Recorded data
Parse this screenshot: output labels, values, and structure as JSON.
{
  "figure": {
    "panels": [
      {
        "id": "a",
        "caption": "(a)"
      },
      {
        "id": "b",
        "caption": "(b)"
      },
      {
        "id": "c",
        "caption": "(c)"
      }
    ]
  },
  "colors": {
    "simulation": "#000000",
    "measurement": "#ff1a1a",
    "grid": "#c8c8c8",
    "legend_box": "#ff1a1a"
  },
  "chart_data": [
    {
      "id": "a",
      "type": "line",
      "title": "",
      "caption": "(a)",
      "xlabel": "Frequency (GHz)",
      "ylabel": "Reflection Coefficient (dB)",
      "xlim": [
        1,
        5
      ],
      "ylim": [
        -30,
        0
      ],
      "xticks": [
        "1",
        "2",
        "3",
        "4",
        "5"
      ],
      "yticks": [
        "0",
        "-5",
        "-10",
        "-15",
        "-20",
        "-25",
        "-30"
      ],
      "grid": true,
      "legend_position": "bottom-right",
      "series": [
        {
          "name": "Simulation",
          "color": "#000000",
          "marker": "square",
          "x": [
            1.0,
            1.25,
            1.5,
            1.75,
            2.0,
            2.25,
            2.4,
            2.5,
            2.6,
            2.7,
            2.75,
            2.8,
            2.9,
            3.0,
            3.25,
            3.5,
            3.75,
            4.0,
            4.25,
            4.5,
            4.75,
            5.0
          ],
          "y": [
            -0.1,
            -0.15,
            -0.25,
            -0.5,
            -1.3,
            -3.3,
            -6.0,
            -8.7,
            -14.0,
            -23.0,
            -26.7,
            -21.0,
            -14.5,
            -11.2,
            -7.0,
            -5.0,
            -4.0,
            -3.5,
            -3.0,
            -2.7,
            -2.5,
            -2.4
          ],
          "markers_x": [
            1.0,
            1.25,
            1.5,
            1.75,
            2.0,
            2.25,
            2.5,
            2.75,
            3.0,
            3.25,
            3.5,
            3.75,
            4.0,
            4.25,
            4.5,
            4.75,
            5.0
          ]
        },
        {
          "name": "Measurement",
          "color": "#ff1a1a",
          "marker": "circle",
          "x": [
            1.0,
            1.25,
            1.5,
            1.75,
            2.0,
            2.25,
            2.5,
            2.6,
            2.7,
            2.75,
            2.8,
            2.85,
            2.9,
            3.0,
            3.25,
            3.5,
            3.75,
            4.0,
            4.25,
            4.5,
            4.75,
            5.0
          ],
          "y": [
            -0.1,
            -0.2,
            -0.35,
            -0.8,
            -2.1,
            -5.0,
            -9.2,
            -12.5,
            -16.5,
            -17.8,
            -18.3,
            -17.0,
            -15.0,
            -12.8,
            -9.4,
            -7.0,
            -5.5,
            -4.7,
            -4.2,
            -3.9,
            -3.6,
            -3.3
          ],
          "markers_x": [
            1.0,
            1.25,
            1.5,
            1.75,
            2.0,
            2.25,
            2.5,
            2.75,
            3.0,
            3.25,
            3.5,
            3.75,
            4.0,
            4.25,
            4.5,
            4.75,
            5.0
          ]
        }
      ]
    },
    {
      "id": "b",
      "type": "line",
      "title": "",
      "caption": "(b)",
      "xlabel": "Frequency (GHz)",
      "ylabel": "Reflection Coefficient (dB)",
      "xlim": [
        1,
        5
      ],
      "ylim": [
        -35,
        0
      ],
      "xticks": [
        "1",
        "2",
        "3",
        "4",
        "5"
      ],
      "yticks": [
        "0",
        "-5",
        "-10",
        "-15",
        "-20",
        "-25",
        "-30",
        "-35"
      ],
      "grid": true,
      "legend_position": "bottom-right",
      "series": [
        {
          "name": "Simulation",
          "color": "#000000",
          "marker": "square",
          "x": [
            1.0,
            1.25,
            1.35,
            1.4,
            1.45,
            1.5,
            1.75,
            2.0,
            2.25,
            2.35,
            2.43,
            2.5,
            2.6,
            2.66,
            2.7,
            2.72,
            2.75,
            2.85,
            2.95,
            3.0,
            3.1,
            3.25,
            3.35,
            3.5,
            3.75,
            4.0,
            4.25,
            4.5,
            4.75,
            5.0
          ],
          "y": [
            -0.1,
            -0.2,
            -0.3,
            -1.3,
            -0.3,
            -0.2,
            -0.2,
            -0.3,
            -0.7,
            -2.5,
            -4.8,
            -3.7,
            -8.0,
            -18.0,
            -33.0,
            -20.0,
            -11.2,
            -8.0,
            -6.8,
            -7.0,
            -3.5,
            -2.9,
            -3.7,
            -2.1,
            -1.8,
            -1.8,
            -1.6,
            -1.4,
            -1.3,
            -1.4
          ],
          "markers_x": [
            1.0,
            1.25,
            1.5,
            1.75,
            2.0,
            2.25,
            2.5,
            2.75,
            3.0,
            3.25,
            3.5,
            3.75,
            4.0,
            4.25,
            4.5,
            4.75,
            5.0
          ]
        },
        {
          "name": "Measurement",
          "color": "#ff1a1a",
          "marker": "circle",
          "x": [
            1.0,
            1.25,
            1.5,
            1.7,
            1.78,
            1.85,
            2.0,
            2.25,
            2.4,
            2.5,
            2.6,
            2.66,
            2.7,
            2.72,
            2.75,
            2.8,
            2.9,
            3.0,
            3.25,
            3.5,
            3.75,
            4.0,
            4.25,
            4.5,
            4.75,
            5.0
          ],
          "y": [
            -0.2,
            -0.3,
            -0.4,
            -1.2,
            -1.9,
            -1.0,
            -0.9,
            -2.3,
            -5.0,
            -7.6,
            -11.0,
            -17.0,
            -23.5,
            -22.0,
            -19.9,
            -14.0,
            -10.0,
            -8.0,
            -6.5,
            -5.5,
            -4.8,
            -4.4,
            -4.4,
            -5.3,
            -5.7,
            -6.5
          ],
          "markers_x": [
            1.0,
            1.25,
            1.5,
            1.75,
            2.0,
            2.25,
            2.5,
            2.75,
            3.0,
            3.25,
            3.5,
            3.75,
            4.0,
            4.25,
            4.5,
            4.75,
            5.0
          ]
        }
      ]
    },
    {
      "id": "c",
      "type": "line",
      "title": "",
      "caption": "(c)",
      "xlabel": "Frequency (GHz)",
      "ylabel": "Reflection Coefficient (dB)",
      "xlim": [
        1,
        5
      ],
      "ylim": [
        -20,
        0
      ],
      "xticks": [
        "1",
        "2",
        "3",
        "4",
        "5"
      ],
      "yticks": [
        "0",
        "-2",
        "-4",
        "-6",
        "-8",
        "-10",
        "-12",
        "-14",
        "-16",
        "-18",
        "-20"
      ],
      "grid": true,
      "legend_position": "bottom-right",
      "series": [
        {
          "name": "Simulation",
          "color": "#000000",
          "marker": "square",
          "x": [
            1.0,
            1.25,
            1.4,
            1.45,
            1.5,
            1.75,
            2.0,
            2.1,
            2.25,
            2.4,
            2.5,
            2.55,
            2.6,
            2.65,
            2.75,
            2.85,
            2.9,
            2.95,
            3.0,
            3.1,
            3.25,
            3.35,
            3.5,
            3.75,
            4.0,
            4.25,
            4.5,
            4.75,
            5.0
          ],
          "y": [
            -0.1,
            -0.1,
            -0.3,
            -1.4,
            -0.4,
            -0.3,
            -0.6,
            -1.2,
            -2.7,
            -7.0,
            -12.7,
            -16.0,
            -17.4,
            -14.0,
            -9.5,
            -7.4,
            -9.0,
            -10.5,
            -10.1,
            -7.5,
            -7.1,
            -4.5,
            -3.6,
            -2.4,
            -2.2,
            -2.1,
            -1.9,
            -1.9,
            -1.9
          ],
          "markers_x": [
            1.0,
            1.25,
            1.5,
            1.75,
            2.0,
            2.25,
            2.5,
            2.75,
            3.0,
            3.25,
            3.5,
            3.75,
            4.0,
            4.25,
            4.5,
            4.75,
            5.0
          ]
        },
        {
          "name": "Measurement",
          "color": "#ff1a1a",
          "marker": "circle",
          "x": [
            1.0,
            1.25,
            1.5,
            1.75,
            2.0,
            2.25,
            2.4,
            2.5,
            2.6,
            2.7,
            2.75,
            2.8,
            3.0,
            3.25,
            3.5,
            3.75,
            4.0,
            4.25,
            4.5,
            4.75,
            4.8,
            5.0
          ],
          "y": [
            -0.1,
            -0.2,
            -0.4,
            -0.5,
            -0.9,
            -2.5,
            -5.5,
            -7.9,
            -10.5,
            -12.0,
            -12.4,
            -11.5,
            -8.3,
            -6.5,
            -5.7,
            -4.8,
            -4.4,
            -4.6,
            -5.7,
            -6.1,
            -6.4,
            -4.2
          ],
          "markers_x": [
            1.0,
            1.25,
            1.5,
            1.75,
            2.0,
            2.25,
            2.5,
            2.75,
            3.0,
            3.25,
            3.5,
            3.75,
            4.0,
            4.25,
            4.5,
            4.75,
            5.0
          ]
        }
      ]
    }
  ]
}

» **TASK GOAL**: Using the entries above, find all lines with "caption". Copy them.

» **ANSWER BELOW**:
        "caption": "(a)"
        "caption": "(b)"
        "caption": "(c)"
      "caption": "(a)",
      "caption": "(b)",
      "caption": "(c)",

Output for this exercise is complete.